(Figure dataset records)

------

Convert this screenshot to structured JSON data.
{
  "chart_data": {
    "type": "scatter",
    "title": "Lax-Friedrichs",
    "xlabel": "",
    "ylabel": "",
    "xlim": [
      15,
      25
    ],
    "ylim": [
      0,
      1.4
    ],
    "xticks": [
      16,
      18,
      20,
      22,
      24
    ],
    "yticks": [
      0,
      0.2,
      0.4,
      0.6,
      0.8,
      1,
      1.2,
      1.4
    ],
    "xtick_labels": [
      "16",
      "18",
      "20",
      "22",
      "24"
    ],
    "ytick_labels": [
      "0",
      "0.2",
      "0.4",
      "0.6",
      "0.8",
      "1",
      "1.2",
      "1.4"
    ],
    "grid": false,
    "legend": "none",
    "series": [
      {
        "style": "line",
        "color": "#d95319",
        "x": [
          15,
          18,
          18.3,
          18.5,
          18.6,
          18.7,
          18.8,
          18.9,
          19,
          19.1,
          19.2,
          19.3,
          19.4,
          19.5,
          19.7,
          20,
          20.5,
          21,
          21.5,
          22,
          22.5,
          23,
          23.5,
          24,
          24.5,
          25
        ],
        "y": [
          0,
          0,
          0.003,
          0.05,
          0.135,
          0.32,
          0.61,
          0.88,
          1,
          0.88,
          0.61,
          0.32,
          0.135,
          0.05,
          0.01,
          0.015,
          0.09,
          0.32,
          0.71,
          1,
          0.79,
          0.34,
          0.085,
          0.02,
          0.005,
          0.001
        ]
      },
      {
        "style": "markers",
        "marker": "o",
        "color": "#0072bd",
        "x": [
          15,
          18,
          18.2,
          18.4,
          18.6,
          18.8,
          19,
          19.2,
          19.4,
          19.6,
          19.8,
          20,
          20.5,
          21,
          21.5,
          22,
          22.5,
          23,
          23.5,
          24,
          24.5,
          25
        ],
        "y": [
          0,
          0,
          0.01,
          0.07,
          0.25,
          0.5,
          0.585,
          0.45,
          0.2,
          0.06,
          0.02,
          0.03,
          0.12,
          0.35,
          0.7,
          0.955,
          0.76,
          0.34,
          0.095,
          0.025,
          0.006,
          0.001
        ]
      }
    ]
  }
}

------

Stated goal:
Would you write down every record again, exactly?

The output:
Convert this screenshot to structured JSON data.
{
  "chart_data": {
    "type": "scatter",
    "title": "Lax-Friedrichs",
    "xlabel": "",
    "ylabel": "",
    "xlim": [
      15,
      25
    ],
    "ylim": [
      0,
      1.4
    ],
    "xticks": [
      16,
      18,
      20,
      22,
      24
    ],
    "yticks": [
      0,
      0.2,
      0.4,
      0.6,
      0.8,
      1,
      1.2,
      1.4
    ],
    "xtick_labels": [
      "16",
      "18",
      "20",
      "22",
      "24"
    ],
    "ytick_labels": [
      "0",
      "0.2",
      "0.4",
      "0.6",
      "0.8",
      "1",
      "1.2",
      "1.4"
    ],
    "grid": false,
    "legend": "none",
    "series": [
      {
        "style": "line",
        "color": "#d95319",
        "x": [
          15,
          18,
          18.3,
          18.5,
          18.6,
          18.7,
          18.8,
          18.9,
          19,
          19.1,
          19.2,
          19.3,
          19.4,
          19.5,
          19.7,
          20,
          20.5,
          21,
          21.5,
          22,
          22.5,
          23,
          23.5,
          24,
          24.5,
          25
        ],
        "y": [
          0,
          0,
          0.003,
          0.05,
          0.135,
          0.32,
          0.61,
          0.88,
          1,
          0.88,
          0.61,
          0.32,
          0.135,
          0.05,
          0.01,
          0.015,
          0.09,
          0.32,
          0.71,
          1,
          0.79,
          0.34,
          0.085,
          0.02,
          0.005,
          0.001
        ]
      },
      {
        "style": "markers",
        "marker": "o",
        "color": "#0072bd",
        "x": [
          15,
          18,
          18.2,
          18.4,
          18.6,
          18.8,
          19,
          19.2,
          19.4,
          19.6,
          19.8,
          20,
          20.5,
          21,
          21.5,
          22,
          22.5,
          23,
          23.5,
          24,
          24.5,
          25
        ],
        "y": [
          0,
          0,
          0.01,
          0.07,
          0.25,
          0.5,
          0.585,
          0.45,
          0.2,
          0.06,
          0.02,
          0.03,
          0.12,
          0.35,
          0.7,
          0.955,
          0.76,
          0.34,
          0.095,
          0.025,
          0.006,
          0.001
        ]
      }
    ]
  }
}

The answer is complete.